** Objective **
Determine how many lines contain the string "family" and reply with that number alone.

Dataset entries
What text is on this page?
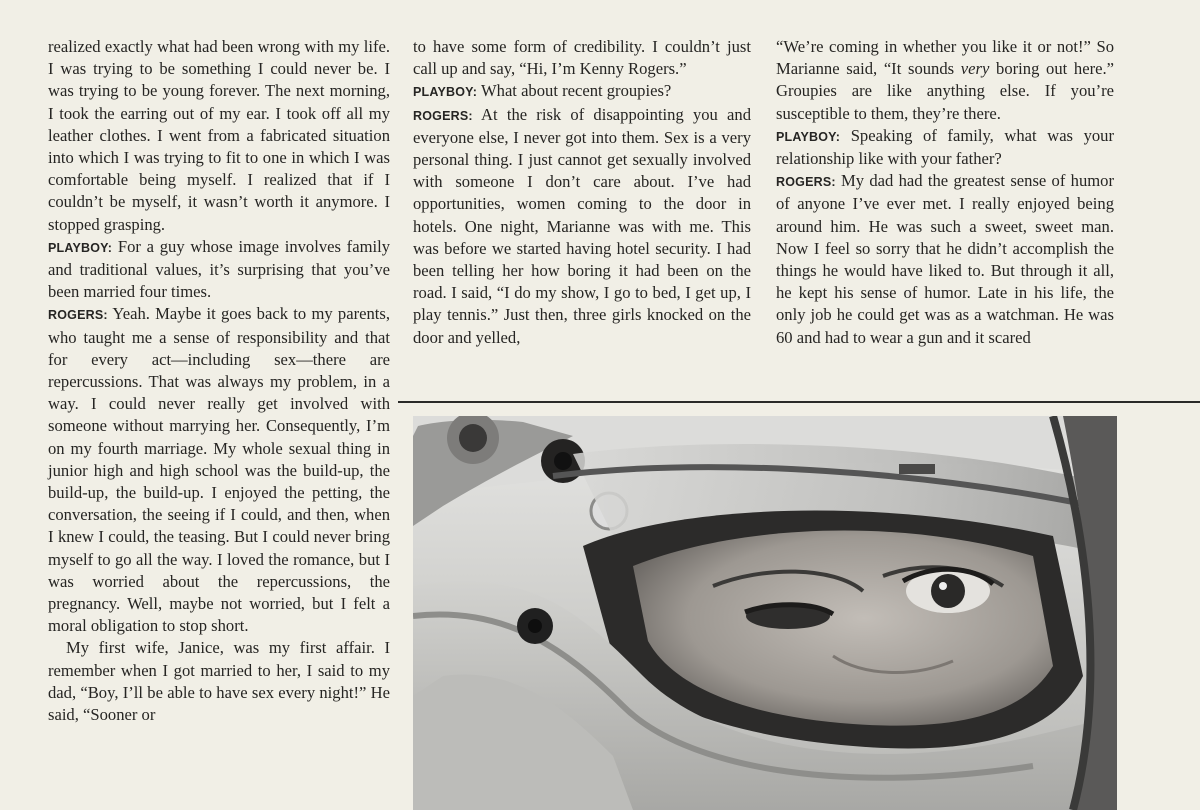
realized exactly what had been wrong with my life. I was trying to be something I could never be. I was trying to be young forever. The next morning, I took the earring out of my ear. I took off all my leather clothes. I went from a fabricated situation into which I was trying to fit to one in which I was comfortable being myself. I realized that if I couldn’t be myself, it wasn’t worth it anymore. I stopped grasping.

PLAYBOY: For a guy whose image involves family and traditional values, it’s surprising that you’ve been married four times.

ROGERS: Yeah. Maybe it goes back to my parents, who taught me a sense of responsibility and that for every act—including sex—there are repercussions. That was always my problem, in a way. I could never really get involved with someone without marrying her. Consequently, I’m on my fourth marriage. My whole sexual thing in junior high and high school was the build-up, the build-up, the build-up. I enjoyed the petting, the conversation, the seeing if I could, and then, when I knew I could, the teasing. But I could never bring myself to go all the way. I loved the romance, but I was worried about the repercussions, the pregnancy. Well, maybe not worried, but I felt a moral obligation to stop short.

My first wife, Janice, was my first affair. I remember when I got married to her, I said to my dad, “Boy, I’ll be able to have sex every night!” He said, “Sooner or

to have some form of credibility. I couldn’t just call up and say, “Hi, I’m Kenny Rogers.”

PLAYBOY: What about recent groupies?

ROGERS: At the risk of disappointing you and everyone else, I never got into them. Sex is a very personal thing. I just cannot get sexually involved with someone I don’t care about. I’ve had opportunities, women coming to the door in hotels. One night, Marianne was with me. This was before we started having hotel security. I had been telling her how boring it had been on the road. I said, “I do my show, I go to bed, I get up, I play tennis.” Just then, three girls knocked on the door and yelled,

“We’re coming in whether you like it or not!” So Marianne said, “It sounds very boring out here.” Groupies are like anything else. If you’re susceptible to them, they’re there.

PLAYBOY: Speaking of family, what was your relationship like with your father?

ROGERS: My dad had the greatest sense of humor of anyone I’ve ever met. I really enjoyed being around him. He was such a sweet, sweet man. Now I feel so sorry that he didn’t accomplish the things he would have liked to. But through it all, he kept his sense of humor. Late in his life, the only job he could get was as a watchman. He was 60 and had to wear a gun and it scared
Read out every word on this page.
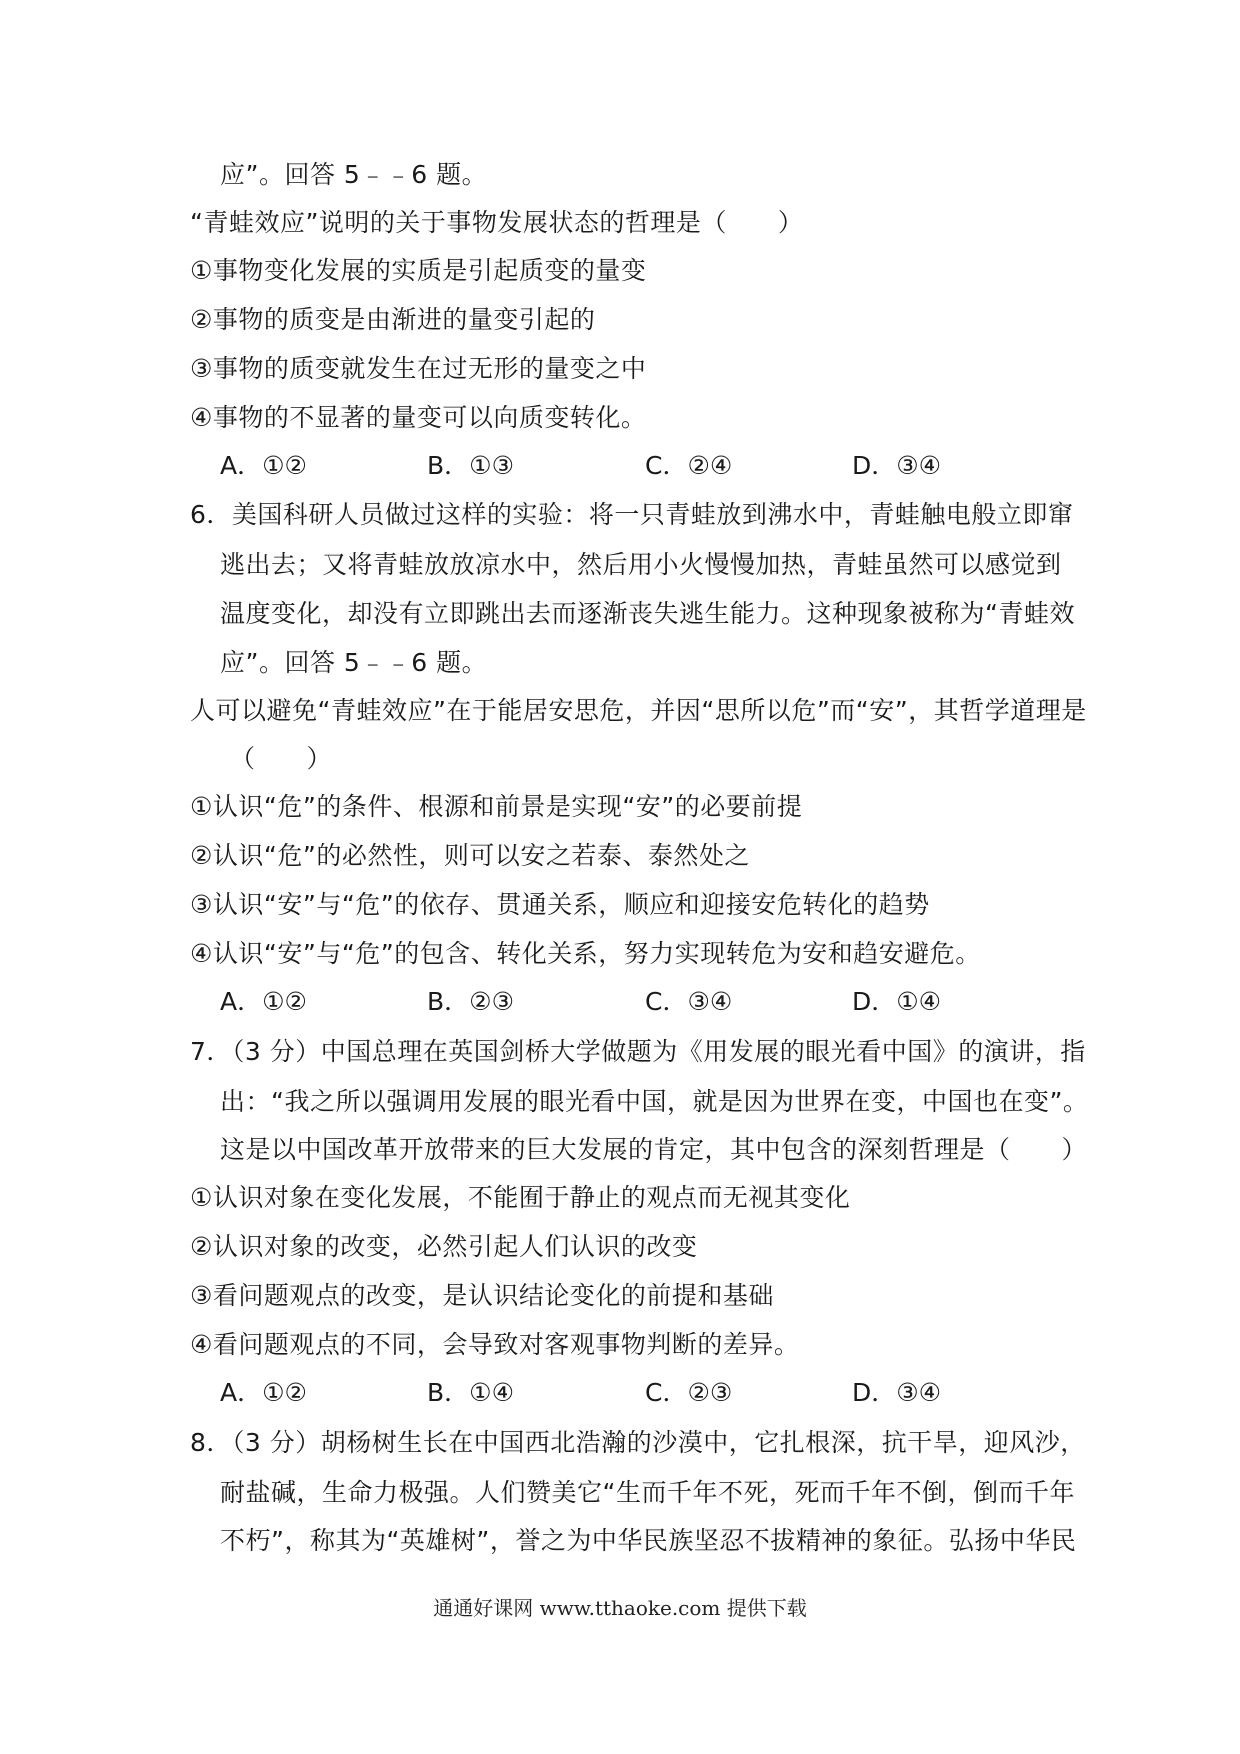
应”。回答 5﹣﹣6 题。
“青蛙效应”说明的关于事物发展状态的哲理是（　　）
①事物变化发展的实质是引起质变的量变
②事物的质变是由渐进的量变引起的
③事物的质变就发生在过无形的量变之中
④事物的不显著的量变可以向质变转化。
A．①②	B．①③	C．②④	D．③④
6．美国科研人员做过这样的实验：将一只青蛙放到沸水中，青蛙触电般立即窜
逃出去；又将青蛙放放凉水中，然后用小火慢慢加热，青蛙虽然可以感觉到
温度变化，却没有立即跳出去而逐渐丧失逃生能力。这种现象被称为“青蛙效
应”。回答 5﹣﹣6 题。
人可以避免“青蛙效应”在于能居安思危，并因“思所以危”而“安”，其哲学道理是
（　　）
①认识“危”的条件、根源和前景是实现“安”的必要前提
②认识“危”的必然性，则可以安之若泰、泰然处之
③认识“安”与“危”的依存、贯通关系，顺应和迎接安危转化的趋势
④认识“安”与“危”的包含、转化关系，努力实现转危为安和趋安避危。
A．①②	B．②③	C．③④	D．①④
7．（3 分）中国总理在英国剑桥大学做题为《用发展的眼光看中国》的演讲，指
出：“我之所以强调用发展的眼光看中国，就是因为世界在变，中国也在变”。
这是以中国改革开放带来的巨大发展的肯定，其中包含的深刻哲理是（　　）
①认识对象在变化发展，不能囿于静止的观点而无视其变化
②认识对象的改变，必然引起人们认识的改变
③看问题观点的改变，是认识结论变化的前提和基础
④看问题观点的不同，会导致对客观事物判断的差异。
A．①②	B．①④	C．②③	D．③④
8．（3 分）胡杨树生长在中国西北浩瀚的沙漠中，它扎根深，抗干旱，迎风沙，
耐盐碱，生命力极强。人们赞美它“生而千年不死，死而千年不倒，倒而千年
不朽”，称其为“英雄树”，誉之为中华民族坚忍不拔精神的象征。弘扬中华民
通通好课网 www.tthaoke.com 提供下载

** Solution to this task **
2